== ASSIGNMENT ==
A complete answer includes every line below with the word "panel".

== DATASET ENTRIES ==
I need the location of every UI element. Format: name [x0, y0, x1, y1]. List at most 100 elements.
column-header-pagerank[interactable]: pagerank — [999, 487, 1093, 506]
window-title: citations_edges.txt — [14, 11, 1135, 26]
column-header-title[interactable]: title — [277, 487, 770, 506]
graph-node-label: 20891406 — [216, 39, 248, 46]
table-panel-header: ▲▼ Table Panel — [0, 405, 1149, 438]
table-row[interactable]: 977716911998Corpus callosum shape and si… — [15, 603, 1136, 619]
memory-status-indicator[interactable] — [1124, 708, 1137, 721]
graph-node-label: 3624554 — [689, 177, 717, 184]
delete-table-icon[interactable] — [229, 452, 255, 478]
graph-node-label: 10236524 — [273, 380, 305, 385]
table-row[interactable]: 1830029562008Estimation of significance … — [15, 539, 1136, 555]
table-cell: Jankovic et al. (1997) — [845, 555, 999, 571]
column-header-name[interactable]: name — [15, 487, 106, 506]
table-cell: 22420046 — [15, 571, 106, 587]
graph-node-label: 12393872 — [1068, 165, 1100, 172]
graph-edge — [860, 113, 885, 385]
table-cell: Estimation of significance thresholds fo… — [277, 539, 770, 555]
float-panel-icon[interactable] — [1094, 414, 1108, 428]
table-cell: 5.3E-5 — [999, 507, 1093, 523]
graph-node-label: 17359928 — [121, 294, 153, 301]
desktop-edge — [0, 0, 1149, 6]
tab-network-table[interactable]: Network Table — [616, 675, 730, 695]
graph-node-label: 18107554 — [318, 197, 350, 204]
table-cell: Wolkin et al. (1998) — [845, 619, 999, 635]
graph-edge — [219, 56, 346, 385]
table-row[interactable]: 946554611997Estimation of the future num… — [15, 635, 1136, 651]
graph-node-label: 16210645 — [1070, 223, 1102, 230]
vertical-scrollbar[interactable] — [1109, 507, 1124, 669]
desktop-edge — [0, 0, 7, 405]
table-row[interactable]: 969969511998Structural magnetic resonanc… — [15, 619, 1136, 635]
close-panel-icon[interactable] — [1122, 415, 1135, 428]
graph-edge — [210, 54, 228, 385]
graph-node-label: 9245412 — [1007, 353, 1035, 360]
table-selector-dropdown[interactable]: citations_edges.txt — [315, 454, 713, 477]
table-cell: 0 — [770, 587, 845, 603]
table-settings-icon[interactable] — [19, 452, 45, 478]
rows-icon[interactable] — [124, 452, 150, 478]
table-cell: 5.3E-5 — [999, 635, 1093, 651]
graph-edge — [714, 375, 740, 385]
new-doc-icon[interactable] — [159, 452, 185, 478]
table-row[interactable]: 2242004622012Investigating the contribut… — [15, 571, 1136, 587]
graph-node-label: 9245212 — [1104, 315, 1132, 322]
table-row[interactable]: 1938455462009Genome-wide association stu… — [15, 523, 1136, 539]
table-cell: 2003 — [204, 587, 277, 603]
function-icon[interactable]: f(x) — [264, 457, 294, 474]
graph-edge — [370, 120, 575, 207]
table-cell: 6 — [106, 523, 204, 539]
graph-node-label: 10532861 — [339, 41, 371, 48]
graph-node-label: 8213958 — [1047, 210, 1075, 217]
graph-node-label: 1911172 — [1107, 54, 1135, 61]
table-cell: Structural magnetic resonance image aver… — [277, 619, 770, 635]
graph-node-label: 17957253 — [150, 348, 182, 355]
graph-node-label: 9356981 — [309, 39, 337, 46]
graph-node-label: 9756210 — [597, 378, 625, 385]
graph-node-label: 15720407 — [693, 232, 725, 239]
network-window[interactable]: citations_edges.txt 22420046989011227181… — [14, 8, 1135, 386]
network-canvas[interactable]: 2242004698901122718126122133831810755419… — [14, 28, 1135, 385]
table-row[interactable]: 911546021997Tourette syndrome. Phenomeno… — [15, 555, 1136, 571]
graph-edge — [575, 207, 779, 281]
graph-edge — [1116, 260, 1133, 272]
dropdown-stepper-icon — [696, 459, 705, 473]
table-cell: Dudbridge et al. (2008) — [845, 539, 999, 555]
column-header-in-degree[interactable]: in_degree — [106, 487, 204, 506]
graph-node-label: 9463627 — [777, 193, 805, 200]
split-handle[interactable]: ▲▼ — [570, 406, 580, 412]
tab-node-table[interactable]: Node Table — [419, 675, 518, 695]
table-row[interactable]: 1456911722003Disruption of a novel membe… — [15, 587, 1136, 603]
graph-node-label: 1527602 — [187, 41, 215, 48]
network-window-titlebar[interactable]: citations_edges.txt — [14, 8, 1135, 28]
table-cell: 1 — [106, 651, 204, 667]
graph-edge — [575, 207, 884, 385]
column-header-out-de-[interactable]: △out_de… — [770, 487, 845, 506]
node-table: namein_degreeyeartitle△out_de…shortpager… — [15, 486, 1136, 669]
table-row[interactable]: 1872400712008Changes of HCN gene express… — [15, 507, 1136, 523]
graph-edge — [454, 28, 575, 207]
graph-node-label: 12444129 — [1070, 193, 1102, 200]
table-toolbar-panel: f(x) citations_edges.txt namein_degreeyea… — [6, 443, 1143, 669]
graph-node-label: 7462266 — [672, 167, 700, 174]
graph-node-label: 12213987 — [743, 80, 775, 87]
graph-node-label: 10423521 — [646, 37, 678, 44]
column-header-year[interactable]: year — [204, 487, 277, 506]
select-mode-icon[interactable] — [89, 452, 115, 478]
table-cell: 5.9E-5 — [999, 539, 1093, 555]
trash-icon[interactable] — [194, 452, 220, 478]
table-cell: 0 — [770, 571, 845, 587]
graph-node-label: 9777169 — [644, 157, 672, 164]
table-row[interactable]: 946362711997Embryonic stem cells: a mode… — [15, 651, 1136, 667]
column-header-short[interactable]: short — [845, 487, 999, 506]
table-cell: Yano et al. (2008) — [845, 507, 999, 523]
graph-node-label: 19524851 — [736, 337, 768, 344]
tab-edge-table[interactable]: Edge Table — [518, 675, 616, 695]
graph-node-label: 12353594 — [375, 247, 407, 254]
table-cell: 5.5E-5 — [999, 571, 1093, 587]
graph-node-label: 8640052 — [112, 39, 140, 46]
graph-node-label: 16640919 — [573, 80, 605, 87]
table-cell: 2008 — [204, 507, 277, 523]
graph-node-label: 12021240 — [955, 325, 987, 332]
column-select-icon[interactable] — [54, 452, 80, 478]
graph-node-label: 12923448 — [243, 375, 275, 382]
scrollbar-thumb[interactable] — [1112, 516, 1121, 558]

== ANSWER BOX ==
table-panel-header: ▲▼ Table Panel — [0, 405, 1149, 438]
float-panel-icon[interactable] — [1094, 414, 1108, 428]
close-panel-icon[interactable] — [1122, 415, 1135, 428]
table-toolbar-panel: f(x) citations_edges.txt namein_degreeyea… — [6, 443, 1143, 669]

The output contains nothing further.